Extracted records:

........

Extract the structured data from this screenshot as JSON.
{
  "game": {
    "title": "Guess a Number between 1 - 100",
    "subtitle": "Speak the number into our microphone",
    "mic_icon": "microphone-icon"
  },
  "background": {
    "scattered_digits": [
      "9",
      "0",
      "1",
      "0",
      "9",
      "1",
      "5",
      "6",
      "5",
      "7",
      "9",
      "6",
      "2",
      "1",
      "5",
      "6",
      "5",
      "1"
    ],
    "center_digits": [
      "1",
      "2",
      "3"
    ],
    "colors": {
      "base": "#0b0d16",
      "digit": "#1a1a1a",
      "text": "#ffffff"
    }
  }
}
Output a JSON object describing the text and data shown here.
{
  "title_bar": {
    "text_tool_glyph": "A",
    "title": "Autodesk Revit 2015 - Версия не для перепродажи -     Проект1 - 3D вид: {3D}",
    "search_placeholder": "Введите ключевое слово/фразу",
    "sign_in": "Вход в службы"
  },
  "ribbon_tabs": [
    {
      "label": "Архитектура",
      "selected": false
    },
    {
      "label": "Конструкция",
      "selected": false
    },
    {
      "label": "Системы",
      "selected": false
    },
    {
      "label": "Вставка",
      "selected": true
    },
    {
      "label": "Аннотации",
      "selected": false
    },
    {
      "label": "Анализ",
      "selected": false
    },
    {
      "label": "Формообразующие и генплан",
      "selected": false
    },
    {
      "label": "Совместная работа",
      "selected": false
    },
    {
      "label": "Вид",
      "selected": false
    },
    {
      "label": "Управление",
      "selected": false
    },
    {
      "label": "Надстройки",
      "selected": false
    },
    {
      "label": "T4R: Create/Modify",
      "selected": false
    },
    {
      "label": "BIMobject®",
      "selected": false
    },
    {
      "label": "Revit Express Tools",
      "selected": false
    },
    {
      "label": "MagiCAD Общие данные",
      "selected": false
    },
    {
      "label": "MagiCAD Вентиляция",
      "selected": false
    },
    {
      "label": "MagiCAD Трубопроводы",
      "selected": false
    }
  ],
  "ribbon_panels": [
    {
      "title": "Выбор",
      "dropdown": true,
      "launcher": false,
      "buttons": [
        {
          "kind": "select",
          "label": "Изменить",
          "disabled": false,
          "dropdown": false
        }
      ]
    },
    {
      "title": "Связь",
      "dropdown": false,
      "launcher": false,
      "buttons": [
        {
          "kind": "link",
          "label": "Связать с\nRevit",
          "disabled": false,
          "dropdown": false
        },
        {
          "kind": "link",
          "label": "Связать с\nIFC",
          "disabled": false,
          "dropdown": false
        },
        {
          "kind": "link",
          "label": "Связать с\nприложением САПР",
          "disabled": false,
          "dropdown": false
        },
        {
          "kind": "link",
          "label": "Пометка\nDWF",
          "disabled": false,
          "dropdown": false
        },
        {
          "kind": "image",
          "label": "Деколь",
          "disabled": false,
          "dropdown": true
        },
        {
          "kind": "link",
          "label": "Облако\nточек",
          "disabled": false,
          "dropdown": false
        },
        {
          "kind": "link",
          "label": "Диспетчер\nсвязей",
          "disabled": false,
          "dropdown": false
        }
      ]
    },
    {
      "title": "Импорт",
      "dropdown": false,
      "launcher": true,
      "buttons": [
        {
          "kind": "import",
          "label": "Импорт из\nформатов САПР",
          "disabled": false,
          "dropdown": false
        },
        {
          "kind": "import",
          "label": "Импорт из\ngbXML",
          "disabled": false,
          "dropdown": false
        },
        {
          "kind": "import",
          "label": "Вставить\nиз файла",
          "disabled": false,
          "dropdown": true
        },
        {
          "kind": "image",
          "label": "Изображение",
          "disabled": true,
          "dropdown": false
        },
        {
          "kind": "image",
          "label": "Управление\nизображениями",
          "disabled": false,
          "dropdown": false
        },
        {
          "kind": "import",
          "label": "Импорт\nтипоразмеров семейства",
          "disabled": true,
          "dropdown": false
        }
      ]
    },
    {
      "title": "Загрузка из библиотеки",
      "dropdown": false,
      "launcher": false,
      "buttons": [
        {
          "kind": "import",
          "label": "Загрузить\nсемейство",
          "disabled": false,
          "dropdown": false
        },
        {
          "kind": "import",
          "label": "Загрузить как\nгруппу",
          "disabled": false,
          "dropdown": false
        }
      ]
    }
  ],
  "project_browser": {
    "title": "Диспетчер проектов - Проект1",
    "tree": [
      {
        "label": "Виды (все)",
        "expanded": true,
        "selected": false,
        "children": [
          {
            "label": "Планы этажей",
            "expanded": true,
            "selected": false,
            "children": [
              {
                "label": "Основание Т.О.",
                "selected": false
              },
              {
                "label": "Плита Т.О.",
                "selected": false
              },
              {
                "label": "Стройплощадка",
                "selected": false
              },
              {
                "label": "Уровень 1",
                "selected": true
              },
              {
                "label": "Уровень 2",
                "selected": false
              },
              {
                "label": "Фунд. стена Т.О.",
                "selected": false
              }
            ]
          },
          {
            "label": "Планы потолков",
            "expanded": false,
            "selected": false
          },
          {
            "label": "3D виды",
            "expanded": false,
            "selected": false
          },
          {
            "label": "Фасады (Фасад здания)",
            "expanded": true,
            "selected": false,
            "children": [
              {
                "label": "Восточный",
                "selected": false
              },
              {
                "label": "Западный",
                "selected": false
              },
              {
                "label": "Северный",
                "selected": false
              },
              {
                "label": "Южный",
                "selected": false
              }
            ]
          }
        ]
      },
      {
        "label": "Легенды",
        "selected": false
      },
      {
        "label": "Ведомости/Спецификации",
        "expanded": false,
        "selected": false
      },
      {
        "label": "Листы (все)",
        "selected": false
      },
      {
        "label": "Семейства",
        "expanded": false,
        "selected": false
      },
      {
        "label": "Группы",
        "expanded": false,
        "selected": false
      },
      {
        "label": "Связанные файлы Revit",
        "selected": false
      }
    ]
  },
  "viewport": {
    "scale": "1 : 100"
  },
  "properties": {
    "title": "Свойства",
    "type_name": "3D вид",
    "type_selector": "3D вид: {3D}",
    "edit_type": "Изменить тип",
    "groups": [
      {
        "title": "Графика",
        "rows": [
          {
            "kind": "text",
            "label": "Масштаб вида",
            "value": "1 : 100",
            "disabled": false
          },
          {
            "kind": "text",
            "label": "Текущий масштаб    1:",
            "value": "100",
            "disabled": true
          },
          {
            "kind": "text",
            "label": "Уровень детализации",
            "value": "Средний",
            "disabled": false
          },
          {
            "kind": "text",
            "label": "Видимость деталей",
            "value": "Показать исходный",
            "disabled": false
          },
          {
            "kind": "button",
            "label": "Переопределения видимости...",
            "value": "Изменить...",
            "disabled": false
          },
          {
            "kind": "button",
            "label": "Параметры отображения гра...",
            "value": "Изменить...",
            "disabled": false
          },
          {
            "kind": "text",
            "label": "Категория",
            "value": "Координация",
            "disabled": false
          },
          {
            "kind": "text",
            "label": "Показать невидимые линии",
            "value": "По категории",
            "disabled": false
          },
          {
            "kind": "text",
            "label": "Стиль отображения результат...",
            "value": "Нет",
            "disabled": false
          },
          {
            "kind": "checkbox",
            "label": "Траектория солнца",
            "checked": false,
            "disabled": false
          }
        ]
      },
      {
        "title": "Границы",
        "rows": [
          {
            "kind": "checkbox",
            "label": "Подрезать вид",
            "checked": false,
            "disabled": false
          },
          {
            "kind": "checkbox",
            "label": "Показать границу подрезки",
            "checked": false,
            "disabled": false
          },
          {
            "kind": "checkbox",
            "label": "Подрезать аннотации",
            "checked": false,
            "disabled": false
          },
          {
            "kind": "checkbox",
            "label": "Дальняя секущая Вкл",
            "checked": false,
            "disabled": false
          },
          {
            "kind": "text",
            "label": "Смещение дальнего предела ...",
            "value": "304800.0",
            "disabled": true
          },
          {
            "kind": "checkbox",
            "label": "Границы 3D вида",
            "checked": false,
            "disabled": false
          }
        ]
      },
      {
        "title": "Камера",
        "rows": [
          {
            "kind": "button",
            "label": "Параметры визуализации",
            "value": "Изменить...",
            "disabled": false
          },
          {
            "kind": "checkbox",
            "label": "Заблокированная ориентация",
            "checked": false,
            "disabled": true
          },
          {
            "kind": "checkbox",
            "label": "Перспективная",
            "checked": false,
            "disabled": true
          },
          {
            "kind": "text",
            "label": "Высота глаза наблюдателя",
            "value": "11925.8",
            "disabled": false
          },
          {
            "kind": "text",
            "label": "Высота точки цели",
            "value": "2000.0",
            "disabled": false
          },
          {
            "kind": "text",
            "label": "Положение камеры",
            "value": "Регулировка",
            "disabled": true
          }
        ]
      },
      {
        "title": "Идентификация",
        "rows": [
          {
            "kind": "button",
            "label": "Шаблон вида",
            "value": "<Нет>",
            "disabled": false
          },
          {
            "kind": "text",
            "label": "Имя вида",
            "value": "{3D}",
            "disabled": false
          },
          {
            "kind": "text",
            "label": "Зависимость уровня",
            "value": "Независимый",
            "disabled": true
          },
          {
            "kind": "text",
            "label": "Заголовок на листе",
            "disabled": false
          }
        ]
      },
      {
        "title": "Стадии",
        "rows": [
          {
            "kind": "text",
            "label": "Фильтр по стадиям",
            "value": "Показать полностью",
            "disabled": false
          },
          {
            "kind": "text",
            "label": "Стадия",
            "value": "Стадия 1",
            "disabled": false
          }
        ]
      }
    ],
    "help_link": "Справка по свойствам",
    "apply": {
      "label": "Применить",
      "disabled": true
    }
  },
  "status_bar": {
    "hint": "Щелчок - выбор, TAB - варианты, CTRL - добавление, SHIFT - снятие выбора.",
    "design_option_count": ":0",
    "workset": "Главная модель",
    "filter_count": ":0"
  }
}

........

**Exercise objective**
From the data above, gather every line that includes the word "MagiCAD".

**Written answer**
      "label": "MagiCAD Общие данные",
      "label": "MagiCAD Вентиляция",
      "label": "MagiCAD Трубопроводы",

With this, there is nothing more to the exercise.